Task objective:
Nothing in the data may change. Copy all of it exactly.

·····

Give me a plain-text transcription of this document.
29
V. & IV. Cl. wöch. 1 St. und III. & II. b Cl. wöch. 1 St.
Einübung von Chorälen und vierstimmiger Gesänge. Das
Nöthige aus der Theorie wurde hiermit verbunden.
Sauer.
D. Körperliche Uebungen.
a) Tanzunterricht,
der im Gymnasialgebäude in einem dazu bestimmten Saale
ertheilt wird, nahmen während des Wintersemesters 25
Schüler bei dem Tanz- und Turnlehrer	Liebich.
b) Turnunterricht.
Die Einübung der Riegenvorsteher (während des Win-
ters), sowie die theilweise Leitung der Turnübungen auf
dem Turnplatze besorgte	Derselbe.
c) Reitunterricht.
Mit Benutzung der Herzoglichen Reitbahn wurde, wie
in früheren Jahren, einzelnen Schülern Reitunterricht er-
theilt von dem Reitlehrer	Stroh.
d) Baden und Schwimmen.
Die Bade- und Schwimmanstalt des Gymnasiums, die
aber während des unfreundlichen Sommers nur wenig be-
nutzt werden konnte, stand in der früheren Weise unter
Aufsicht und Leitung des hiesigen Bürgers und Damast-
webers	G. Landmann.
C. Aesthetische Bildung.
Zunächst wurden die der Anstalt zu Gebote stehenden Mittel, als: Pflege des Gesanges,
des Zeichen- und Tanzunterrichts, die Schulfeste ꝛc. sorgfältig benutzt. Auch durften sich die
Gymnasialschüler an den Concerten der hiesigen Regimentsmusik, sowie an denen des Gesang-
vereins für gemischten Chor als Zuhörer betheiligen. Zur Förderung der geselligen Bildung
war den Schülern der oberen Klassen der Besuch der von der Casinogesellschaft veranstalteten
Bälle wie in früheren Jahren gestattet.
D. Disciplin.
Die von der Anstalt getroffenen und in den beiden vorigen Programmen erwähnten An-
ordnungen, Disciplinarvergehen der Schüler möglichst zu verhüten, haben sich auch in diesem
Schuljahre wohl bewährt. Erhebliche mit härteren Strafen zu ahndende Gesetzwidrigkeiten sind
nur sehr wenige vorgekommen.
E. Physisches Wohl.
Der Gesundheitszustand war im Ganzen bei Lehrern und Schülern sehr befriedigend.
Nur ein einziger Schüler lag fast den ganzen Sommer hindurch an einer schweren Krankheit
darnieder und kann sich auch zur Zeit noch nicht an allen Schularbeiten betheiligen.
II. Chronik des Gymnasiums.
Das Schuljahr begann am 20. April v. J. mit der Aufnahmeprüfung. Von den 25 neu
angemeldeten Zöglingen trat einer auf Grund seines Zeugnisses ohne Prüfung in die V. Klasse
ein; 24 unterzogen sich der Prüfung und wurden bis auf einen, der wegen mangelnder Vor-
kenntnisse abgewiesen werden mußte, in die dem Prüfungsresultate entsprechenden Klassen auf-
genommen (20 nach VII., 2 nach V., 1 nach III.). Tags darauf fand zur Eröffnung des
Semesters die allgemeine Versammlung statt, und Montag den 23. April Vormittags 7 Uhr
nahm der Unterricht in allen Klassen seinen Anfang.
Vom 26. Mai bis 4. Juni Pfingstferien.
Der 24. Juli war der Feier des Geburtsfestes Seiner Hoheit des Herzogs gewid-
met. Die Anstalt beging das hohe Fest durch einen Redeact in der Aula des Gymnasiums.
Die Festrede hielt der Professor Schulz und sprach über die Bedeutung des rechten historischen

·····

Result for this task:
Give me a plain-text transcription of this document.
29
V. & IV. Cl. wöch. 1 St. und III. & II. b Cl. wöch. 1 St.
Einübung von Chorälen und vierstimmiger Gesänge. Das
Nöthige aus der Theorie wurde hiermit verbunden.
Sauer.
D. Körperliche Uebungen.
a) Tanzunterricht,
der im Gymnasialgebäude in einem dazu bestimmten Saale
ertheilt wird, nahmen während des Wintersemesters 25
Schüler bei dem Tanz- und Turnlehrer	Liebich.
b) Turnunterricht.
Die Einübung der Riegenvorsteher (während des Win-
ters), sowie die theilweise Leitung der Turnübungen auf
dem Turnplatze besorgte	Derselbe.
c) Reitunterricht.
Mit Benutzung der Herzoglichen Reitbahn wurde, wie
in früheren Jahren, einzelnen Schülern Reitunterricht er-
theilt von dem Reitlehrer	Stroh.
d) Baden und Schwimmen.
Die Bade- und Schwimmanstalt des Gymnasiums, die
aber während des unfreundlichen Sommers nur wenig be-
nutzt werden konnte, stand in der früheren Weise unter
Aufsicht und Leitung des hiesigen Bürgers und Damast-
webers	G. Landmann.
C. Aesthetische Bildung.
Zunächst wurden die der Anstalt zu Gebote stehenden Mittel, als: Pflege des Gesanges,
des Zeichen- und Tanzunterrichts, die Schulfeste ꝛc. sorgfältig benutzt. Auch durften sich die
Gymnasialschüler an den Concerten der hiesigen Regimentsmusik, sowie an denen des Gesang-
vereins für gemischten Chor als Zuhörer betheiligen. Zur Förderung der geselligen Bildung
war den Schülern der oberen Klassen der Besuch der von der Casinogesellschaft veranstalteten
Bälle wie in früheren Jahren gestattet.
D. Disciplin.
Die von der Anstalt getroffenen und in den beiden vorigen Programmen erwähnten An-
ordnungen, Disciplinarvergehen der Schüler möglichst zu verhüten, haben sich auch in diesem
Schuljahre wohl bewährt. Erhebliche mit härteren Strafen zu ahndende Gesetzwidrigkeiten sind
nur sehr wenige vorgekommen.
E. Physisches Wohl.
Der Gesundheitszustand war im Ganzen bei Lehrern und Schülern sehr befriedigend.
Nur ein einziger Schüler lag fast den ganzen Sommer hindurch an einer schweren Krankheit
darnieder und kann sich auch zur Zeit noch nicht an allen Schularbeiten betheiligen.
II. Chronik des Gymnasiums.
Das Schuljahr begann am 20. April v. J. mit der Aufnahmeprüfung. Von den 25 neu
angemeldeten Zöglingen trat einer auf Grund seines Zeugnisses ohne Prüfung in die V. Klasse
ein; 24 unterzogen sich der Prüfung und wurden bis auf einen, der wegen mangelnder Vor-
kenntnisse abgewiesen werden mußte, in die dem Prüfungsresultate entsprechenden Klassen auf-
genommen (20 nach VII., 2 nach V., 1 nach III.). Tags darauf fand zur Eröffnung des
Semesters die allgemeine Versammlung statt, und Montag den 23. April Vormittags 7 Uhr
nahm der Unterricht in allen Klassen seinen Anfang.
Vom 26. Mai bis 4. Juni Pfingstferien.
Der 24. Juli war der Feier des Geburtsfestes Seiner Hoheit des Herzogs gewid-
met. Die Anstalt beging das hohe Fest durch einen Redeact in der Aula des Gymnasiums.
Die Festrede hielt der Professor Schulz und sprach über die Bedeutung des rechten historischen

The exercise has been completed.